# TO DO
List the lines of this listing that hold the word "English".

(Some records)
════════════════════

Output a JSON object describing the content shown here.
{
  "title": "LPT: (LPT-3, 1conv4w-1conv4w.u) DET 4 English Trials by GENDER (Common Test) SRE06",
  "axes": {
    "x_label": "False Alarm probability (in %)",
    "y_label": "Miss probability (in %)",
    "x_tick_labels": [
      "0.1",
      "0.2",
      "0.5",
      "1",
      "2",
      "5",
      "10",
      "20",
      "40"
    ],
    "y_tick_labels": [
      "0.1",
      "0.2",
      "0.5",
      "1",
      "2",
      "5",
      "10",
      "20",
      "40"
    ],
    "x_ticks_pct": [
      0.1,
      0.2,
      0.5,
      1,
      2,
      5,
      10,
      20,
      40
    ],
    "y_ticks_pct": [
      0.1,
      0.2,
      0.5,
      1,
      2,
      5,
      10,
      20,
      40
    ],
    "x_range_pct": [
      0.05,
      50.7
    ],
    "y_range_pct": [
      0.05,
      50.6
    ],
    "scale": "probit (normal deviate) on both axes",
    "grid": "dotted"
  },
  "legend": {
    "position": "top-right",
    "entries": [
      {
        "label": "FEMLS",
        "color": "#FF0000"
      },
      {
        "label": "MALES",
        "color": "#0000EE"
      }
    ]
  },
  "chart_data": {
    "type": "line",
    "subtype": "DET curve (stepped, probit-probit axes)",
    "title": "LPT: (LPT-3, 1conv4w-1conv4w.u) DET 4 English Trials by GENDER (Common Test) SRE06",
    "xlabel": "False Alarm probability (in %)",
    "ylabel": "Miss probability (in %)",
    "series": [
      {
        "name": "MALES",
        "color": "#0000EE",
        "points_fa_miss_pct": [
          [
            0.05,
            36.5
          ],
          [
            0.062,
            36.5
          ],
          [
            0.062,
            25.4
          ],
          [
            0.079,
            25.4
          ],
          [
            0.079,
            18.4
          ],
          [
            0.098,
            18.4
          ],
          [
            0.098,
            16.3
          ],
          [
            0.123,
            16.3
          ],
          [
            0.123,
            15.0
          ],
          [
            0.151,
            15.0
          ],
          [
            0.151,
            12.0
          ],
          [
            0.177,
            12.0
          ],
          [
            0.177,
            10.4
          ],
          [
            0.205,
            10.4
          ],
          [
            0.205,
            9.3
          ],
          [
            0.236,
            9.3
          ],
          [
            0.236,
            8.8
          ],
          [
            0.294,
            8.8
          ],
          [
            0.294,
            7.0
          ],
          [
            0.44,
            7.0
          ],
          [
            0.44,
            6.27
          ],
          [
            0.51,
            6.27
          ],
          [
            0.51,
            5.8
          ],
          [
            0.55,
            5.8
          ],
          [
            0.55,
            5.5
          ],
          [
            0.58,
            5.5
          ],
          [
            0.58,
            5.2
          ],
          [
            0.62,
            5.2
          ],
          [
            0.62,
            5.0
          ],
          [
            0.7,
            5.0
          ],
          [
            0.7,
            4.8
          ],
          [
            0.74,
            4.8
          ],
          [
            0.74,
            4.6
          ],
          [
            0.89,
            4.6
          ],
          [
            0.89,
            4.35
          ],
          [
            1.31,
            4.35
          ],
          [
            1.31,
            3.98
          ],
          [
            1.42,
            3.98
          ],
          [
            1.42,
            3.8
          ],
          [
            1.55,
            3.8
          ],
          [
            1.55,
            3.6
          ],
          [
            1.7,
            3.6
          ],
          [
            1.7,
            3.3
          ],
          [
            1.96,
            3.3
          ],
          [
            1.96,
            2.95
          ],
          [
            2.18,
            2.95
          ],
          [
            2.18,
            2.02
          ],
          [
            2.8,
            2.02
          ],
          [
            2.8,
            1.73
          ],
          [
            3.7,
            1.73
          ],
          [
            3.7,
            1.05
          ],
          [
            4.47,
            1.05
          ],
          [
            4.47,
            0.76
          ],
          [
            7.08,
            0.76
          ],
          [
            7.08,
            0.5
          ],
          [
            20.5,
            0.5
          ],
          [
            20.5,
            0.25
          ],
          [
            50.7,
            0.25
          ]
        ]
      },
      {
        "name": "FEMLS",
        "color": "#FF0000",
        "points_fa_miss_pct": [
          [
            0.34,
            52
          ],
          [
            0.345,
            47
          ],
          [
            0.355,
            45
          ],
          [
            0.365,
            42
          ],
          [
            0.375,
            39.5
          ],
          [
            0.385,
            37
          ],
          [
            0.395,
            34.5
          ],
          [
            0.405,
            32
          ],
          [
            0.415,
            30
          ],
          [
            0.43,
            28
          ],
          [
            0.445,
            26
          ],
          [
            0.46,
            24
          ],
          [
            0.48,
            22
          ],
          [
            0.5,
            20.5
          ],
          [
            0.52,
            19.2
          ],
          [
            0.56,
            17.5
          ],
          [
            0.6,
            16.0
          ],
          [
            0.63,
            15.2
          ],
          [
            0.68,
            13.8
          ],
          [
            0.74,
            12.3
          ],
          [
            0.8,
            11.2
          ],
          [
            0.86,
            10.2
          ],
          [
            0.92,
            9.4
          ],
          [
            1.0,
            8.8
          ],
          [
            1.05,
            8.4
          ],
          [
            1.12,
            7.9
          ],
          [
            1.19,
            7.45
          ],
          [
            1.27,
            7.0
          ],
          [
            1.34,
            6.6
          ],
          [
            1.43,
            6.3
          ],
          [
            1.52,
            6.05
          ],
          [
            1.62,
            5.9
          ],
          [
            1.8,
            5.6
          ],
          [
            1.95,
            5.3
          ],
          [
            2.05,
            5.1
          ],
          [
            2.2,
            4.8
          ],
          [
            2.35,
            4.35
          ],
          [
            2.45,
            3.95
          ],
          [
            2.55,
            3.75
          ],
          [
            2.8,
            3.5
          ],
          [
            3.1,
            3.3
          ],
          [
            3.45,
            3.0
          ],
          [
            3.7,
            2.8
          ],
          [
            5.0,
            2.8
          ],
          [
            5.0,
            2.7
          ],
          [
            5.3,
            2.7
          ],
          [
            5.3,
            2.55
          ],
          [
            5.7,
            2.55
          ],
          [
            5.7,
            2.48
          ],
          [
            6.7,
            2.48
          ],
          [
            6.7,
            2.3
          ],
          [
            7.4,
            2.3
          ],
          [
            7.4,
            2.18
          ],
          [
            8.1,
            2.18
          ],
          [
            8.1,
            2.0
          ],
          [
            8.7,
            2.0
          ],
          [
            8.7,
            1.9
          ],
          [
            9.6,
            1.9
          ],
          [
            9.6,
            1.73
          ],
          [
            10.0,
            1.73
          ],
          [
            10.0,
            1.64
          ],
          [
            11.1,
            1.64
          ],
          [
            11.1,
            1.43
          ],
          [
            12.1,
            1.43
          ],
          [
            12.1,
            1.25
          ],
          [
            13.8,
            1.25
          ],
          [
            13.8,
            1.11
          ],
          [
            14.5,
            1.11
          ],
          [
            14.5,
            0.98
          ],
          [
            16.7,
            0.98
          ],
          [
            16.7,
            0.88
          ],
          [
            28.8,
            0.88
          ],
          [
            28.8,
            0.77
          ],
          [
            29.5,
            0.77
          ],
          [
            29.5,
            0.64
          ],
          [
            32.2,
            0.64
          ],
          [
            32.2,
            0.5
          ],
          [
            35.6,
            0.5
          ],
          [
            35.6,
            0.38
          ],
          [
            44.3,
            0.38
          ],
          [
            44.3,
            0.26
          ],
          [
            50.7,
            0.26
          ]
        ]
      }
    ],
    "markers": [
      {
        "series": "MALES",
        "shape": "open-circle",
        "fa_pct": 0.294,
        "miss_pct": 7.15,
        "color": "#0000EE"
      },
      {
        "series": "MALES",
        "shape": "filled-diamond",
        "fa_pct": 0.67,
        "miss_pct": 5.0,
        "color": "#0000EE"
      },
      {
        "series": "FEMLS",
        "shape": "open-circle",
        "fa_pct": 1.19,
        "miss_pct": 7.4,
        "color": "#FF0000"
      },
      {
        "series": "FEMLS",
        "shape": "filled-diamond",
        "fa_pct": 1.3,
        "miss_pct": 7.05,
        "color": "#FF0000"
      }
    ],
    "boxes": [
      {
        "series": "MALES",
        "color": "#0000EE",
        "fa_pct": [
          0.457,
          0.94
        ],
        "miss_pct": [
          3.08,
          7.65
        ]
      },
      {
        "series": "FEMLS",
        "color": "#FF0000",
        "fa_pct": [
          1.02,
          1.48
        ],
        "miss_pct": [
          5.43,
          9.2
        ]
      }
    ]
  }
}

════════════════════

# TASK RESULT
  "title": "LPT: (LPT-3, 1conv4w-1conv4w.u) DET 4 English Trials by GENDER (Common Test) SRE06",
    "title": "LPT: (LPT-3, 1conv4w-1conv4w.u) DET 4 English Trials by GENDER (Common Test) SRE06",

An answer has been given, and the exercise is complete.